| WHAT IS BEING ASKED |
Write out all records as given; omit images.

___

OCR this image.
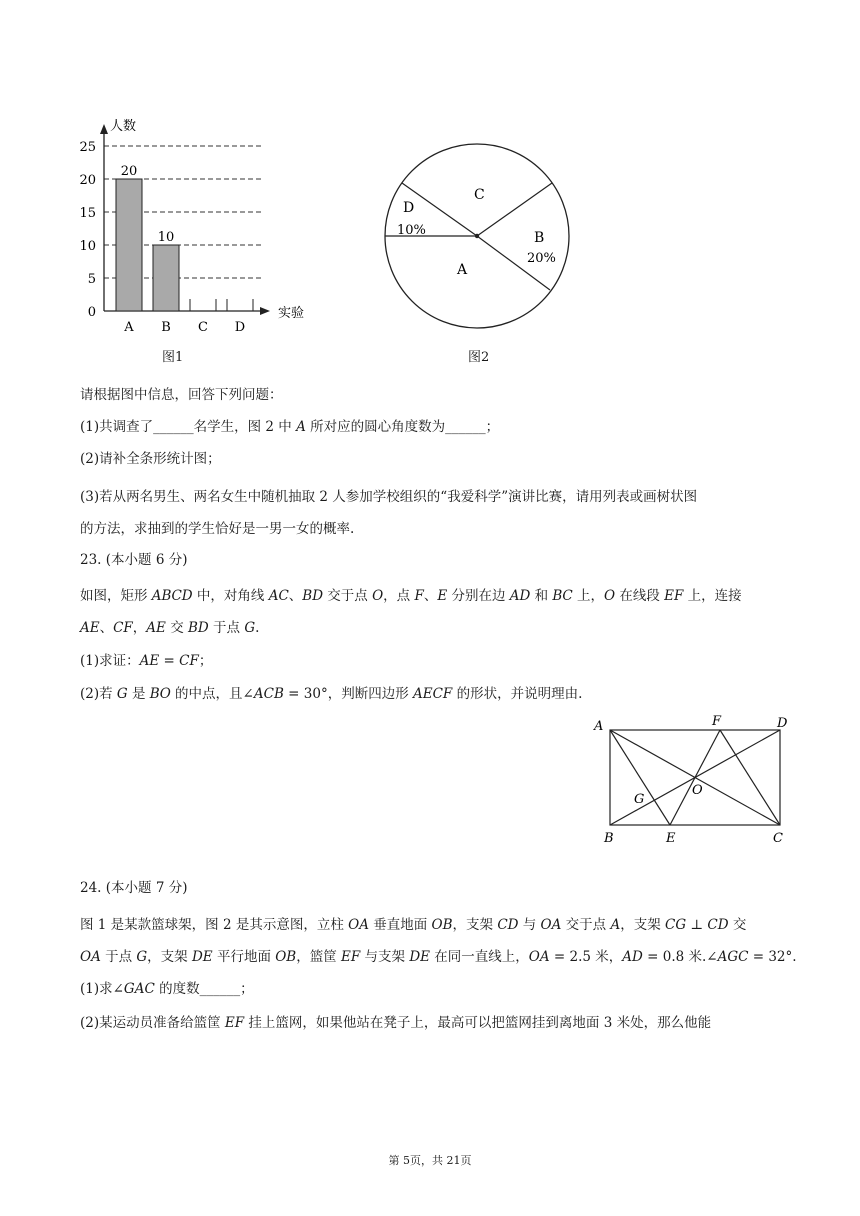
0
5
10
15
20
25
20
10
A B C D
人数
实验
图1
C
D
10%	B
20%
A
图2
请根据图中信息，回答下列问题：
(1)共调查了______名学生，图 2 中 𝐴 所对应的圆心角度数为______；
(2)请补全条形统计图；
(3)若从两名男生、两名女生中随机抽取 2 人参加学校组织的“我爱科学”演讲比赛，请用列表或画树状图
的方法，求抽到的学生恰好是一男一女的概率.
23. (本小题 6 分)
如图，矩形 𝐴𝐵𝐶𝐷 中，对角线 𝐴𝐶、𝐵𝐷 交于点 𝑂，点 𝐹、𝐸 分别在边 𝐴𝐷 和 𝐵𝐶 上，𝑂 在线段 𝐸𝐹 上，连接
𝐴𝐸、𝐶𝐹，𝐴𝐸 交 𝐵𝐷 于点 𝐺.
(1)求证：𝐴𝐸 = 𝐶𝐹；
(2)若 𝐺 是 𝐵𝑂 的中点，且∠𝐴𝐶𝐵 = 30°，判断四边形 𝐴𝐸𝐶𝐹 的形状，并说明理由.
A	F	D
G
O
B	E	C
24. (本小题 7 分)
图 1 是某款篮球架，图 2 是其示意图，立柱 𝑂𝐴 垂直地面 𝑂𝐵，支架 𝐶𝐷 与 𝑂𝐴 交于点 𝐴，支架 𝐶𝐺 ⊥ 𝐶𝐷 交
𝑂𝐴 于点 𝐺，支架 𝐷𝐸 平行地面 𝑂𝐵，篮筐 𝐸𝐹 与支架 𝐷𝐸 在同一直线上，𝑂𝐴 = 2.5 米，𝐴𝐷 = 0.8 米.∠𝐴𝐺𝐶 = 32°.
(1)求∠𝐺𝐴𝐶 的度数______；
(2)某运动员准备给篮筐 𝐸𝐹 挂上篮网，如果他站在凳子上，最高可以把篮网挂到离地面 3 米处，那么他能
第 5页，共 21页
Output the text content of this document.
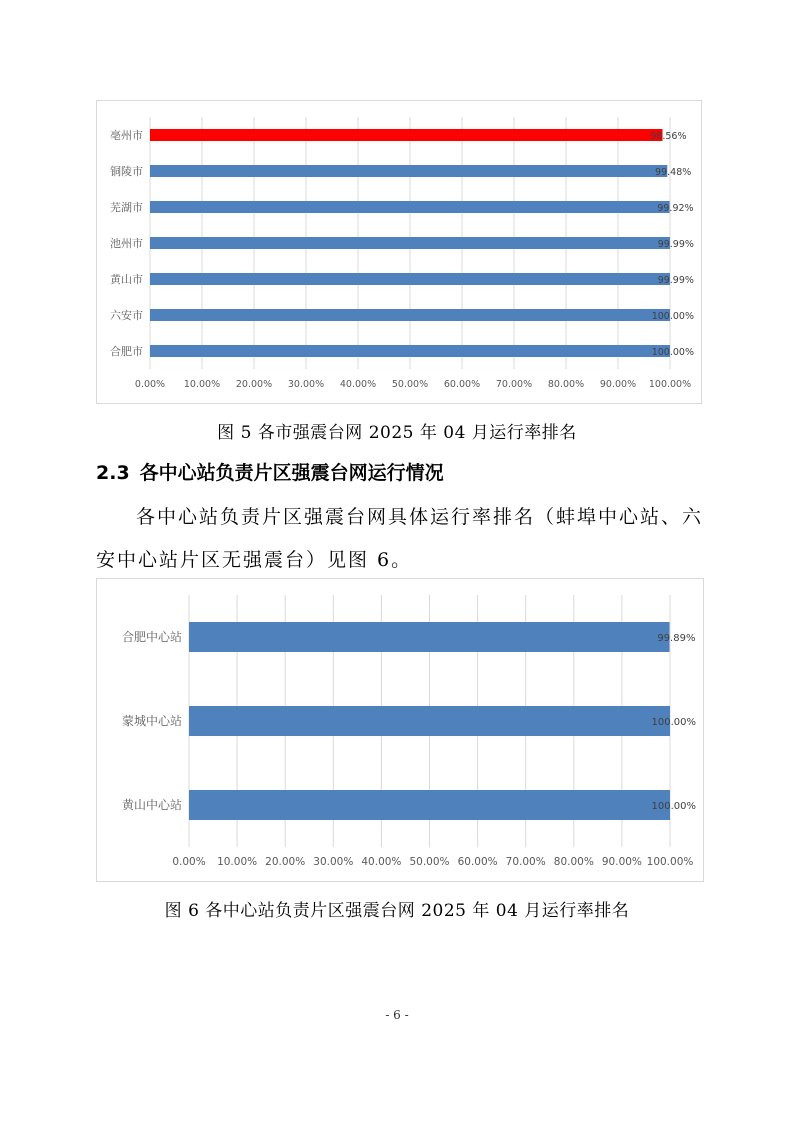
0.00% 10.00% 20.00% 30.00% 40.00% 50.00% 60.00% 70.00% 80.00% 90.00% 100.00%
亳州市	98.56%
铜陵市	99.48%
芜湖市	99.92%
池州市	99.99%
黄山市	99.99%
六安市	100.00%
合肥市	100.00%
图 5 各市强震台网 2025 年 04 月运行率排名
2.3 各中心站负责片区强震台网运行情况
各中心站负责片区强震台网具体运行率排名（蚌埠中心站、六安中心站片区无强震台）见图 6。
0.00% 10.00% 20.00% 30.00% 40.00% 50.00% 60.00% 70.00% 80.00% 90.00% 100.00%
合肥中心站	99.89%
蒙城中心站	100.00%
黄山中心站	100.00%
图 6 各中心站负责片区强震台网 2025 年 04 月运行率排名
- 6 -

___

| WRITTEN SOLUTION |
OCR this image.
0
5
10
15
20
25
20
10
A B C D
人数
实验
图1
C
D
10%	B
20%
A
图2
请根据图中信息，回答下列问题：
(1)共调查了______名学生，图 2 中 𝐴 所对应的圆心角度数为______；
(2)请补全条形统计图；
(3)若从两名男生、两名女生中随机抽取 2 人参加学校组织的“我爱科学”演讲比赛，请用列表或画树状图
的方法，求抽到的学生恰好是一男一女的概率.
23. (本小题 6 分)
如图，矩形 𝐴𝐵𝐶𝐷 中，对角线 𝐴𝐶、𝐵𝐷 交于点 𝑂，点 𝐹、𝐸 分别在边 𝐴𝐷 和 𝐵𝐶 上，𝑂 在线段 𝐸𝐹 上，连接
𝐴𝐸、𝐶𝐹，𝐴𝐸 交 𝐵𝐷 于点 𝐺.
(1)求证：𝐴𝐸 = 𝐶𝐹；
(2)若 𝐺 是 𝐵𝑂 的中点，且∠𝐴𝐶𝐵 = 30°，判断四边形 𝐴𝐸𝐶𝐹 的形状，并说明理由.
A	F	D
G
O
B	E	C
24. (本小题 7 分)
图 1 是某款篮球架，图 2 是其示意图，立柱 𝑂𝐴 垂直地面 𝑂𝐵，支架 𝐶𝐷 与 𝑂𝐴 交于点 𝐴，支架 𝐶𝐺 ⊥ 𝐶𝐷 交
𝑂𝐴 于点 𝐺，支架 𝐷𝐸 平行地面 𝑂𝐵，篮筐 𝐸𝐹 与支架 𝐷𝐸 在同一直线上，𝑂𝐴 = 2.5 米，𝐴𝐷 = 0.8 米.∠𝐴𝐺𝐶 = 32°.
(1)求∠𝐺𝐴𝐶 的度数______；
(2)某运动员准备给篮筐 𝐸𝐹 挂上篮网，如果他站在凳子上，最高可以把篮网挂到离地面 3 米处，那么他能
第 5页，共 21页
Output the text content of this document.
0.00% 10.00% 20.00% 30.00% 40.00% 50.00% 60.00% 70.00% 80.00% 90.00% 100.00%
亳州市	98.56%
铜陵市	99.48%
芜湖市	99.92%
池州市	99.99%
黄山市	99.99%
六安市	100.00%
合肥市	100.00%
图 5 各市强震台网 2025 年 04 月运行率排名
2.3 各中心站负责片区强震台网运行情况
各中心站负责片区强震台网具体运行率排名（蚌埠中心站、六安中心站片区无强震台）见图 6。
0.00% 10.00% 20.00% 30.00% 40.00% 50.00% 60.00% 70.00% 80.00% 90.00% 100.00%
合肥中心站	99.89%
蒙城中心站	100.00%
黄山中心站	100.00%
图 6 各中心站负责片区强震台网 2025 年 04 月运行率排名
- 6 -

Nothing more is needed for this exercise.